• **Problem requirements**:
Make a tally of the lines in the records that include the string "сечения", and give only that number.

---------- Data for processing

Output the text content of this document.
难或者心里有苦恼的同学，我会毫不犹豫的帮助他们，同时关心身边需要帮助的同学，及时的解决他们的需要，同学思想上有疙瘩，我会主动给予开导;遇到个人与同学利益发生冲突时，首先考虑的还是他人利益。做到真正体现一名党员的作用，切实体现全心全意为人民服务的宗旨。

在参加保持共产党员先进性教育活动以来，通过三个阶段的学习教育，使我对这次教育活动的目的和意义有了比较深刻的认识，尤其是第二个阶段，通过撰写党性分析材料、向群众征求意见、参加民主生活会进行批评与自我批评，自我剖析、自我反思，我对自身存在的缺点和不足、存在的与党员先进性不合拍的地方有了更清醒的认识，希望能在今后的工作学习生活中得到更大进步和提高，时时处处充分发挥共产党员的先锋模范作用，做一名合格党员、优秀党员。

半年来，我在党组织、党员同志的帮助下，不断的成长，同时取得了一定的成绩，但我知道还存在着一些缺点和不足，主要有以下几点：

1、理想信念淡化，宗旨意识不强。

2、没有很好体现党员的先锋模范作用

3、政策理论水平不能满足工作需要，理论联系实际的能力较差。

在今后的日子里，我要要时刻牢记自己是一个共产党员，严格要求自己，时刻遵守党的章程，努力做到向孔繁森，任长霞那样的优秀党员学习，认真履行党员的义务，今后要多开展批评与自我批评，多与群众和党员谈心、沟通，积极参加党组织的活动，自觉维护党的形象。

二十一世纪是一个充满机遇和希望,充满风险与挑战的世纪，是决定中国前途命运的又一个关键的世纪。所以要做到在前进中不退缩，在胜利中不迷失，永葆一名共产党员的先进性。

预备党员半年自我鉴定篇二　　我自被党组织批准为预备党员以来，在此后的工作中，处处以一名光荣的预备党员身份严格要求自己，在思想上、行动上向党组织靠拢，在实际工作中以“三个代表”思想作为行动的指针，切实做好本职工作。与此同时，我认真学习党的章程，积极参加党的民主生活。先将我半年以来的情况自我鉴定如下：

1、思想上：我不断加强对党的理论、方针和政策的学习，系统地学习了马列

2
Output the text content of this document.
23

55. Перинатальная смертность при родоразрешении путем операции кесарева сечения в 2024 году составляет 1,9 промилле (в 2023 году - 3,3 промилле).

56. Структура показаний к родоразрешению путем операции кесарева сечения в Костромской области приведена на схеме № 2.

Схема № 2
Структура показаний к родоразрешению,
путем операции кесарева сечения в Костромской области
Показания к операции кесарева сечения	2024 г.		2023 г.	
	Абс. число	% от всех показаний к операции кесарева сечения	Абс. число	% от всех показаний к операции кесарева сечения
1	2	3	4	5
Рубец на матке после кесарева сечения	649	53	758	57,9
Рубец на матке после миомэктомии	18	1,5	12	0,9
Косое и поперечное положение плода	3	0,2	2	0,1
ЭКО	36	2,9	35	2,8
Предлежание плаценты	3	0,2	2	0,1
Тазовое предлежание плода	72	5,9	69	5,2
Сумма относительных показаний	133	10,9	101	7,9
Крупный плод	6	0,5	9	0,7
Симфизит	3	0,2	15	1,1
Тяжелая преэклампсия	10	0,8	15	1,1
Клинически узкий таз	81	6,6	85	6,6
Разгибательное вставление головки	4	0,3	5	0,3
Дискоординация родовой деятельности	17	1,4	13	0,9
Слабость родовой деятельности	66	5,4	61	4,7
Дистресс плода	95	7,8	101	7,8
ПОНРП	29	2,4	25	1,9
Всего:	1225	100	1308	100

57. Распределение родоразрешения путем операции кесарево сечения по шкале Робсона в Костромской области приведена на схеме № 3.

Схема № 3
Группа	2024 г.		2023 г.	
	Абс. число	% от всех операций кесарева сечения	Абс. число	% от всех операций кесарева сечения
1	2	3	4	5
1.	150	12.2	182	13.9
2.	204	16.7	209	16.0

--------------------

• **Answer to the exercise**:
8